→ **What to do**
Copy the data exactly, starting from its first line and continuing up to and including the line that contains "precip-chart-hour-label: 12 <box>385".

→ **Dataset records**
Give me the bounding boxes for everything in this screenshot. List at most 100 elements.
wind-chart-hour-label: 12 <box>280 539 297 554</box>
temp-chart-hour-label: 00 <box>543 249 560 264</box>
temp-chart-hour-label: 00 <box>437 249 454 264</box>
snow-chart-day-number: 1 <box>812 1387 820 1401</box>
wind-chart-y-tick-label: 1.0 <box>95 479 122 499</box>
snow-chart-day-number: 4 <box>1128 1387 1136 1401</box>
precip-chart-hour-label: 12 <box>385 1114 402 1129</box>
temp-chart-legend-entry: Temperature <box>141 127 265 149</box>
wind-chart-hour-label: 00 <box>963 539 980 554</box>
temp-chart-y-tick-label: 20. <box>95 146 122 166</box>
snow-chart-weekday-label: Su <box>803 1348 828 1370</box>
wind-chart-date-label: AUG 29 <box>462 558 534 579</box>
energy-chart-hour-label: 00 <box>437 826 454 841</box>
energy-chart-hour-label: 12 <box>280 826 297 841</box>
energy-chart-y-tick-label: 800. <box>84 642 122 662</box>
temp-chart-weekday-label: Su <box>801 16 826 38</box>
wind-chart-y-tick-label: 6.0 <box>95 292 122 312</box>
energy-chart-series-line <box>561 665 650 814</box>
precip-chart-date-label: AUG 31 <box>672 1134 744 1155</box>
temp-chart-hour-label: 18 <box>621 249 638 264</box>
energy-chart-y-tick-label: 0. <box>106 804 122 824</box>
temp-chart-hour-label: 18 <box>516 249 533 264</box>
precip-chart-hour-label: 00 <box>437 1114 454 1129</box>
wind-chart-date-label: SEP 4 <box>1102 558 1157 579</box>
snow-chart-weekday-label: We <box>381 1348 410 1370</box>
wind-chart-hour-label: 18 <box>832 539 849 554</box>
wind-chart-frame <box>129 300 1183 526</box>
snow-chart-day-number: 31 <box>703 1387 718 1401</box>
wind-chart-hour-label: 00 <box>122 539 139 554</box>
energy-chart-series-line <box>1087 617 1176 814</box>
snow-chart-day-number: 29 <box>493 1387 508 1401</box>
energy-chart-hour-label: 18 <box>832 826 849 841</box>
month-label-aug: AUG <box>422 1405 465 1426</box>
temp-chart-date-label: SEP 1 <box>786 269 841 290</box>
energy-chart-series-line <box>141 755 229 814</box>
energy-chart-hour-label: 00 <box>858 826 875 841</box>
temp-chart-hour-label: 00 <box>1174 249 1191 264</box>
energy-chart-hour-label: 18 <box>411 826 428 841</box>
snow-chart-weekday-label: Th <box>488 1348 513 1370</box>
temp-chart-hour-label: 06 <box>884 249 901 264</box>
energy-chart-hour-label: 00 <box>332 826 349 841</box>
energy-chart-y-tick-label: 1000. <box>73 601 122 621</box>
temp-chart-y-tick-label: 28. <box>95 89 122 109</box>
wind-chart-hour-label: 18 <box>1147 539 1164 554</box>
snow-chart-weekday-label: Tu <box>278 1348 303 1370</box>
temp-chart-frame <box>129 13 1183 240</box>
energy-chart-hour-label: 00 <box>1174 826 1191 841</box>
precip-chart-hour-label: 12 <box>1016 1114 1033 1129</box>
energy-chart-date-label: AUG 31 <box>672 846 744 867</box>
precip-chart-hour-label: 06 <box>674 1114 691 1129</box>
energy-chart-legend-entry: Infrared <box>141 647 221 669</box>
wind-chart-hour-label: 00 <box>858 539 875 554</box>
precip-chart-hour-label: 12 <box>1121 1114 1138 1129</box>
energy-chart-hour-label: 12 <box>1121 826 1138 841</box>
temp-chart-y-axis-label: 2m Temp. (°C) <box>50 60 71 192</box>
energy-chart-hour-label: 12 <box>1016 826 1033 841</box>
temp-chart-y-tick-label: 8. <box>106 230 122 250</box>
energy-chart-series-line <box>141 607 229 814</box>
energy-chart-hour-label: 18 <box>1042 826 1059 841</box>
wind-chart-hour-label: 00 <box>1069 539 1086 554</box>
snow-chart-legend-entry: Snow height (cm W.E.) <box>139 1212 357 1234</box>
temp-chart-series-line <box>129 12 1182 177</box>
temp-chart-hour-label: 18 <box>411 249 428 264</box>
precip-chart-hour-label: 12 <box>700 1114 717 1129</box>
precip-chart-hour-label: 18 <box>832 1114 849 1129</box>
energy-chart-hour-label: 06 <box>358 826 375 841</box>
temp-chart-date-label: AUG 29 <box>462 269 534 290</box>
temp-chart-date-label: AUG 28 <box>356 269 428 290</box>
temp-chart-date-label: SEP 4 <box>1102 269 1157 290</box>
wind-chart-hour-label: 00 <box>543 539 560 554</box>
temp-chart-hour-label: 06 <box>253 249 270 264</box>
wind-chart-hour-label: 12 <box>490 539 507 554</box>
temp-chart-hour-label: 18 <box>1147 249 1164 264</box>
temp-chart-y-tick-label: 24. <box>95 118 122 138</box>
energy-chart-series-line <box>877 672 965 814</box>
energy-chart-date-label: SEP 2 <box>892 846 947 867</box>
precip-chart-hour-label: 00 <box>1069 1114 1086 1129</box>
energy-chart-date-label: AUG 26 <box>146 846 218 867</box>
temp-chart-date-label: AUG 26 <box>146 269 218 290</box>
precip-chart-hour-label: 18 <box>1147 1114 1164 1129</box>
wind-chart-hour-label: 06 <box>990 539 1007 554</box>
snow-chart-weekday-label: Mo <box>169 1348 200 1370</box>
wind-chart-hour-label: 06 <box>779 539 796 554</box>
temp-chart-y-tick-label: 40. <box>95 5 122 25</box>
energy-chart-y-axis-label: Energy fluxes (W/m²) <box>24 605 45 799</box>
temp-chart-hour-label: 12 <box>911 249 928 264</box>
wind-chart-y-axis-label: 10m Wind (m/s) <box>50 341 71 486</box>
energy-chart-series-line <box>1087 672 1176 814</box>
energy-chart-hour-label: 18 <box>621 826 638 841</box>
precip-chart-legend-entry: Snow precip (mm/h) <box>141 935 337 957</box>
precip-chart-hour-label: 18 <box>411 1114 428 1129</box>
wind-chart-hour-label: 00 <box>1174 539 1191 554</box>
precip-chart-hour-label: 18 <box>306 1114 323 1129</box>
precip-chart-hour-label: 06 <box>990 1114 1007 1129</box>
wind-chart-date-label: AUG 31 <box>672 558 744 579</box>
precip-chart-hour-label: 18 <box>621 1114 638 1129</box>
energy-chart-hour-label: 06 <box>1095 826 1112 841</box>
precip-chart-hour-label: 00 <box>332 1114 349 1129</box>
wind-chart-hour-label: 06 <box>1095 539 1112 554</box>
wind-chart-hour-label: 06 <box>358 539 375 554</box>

→ **Response**
Give me the bounding boxes for everything in this screenshot. List at most 100 elements.
wind-chart-hour-label: 12 <box>280 539 297 554</box>
temp-chart-hour-label: 00 <box>543 249 560 264</box>
temp-chart-hour-label: 00 <box>437 249 454 264</box>
snow-chart-day-number: 1 <box>812 1387 820 1401</box>
wind-chart-y-tick-label: 1.0 <box>95 479 122 499</box>
snow-chart-day-number: 4 <box>1128 1387 1136 1401</box>
precip-chart-hour-label: 12 <box>385 1114 402 1129</box>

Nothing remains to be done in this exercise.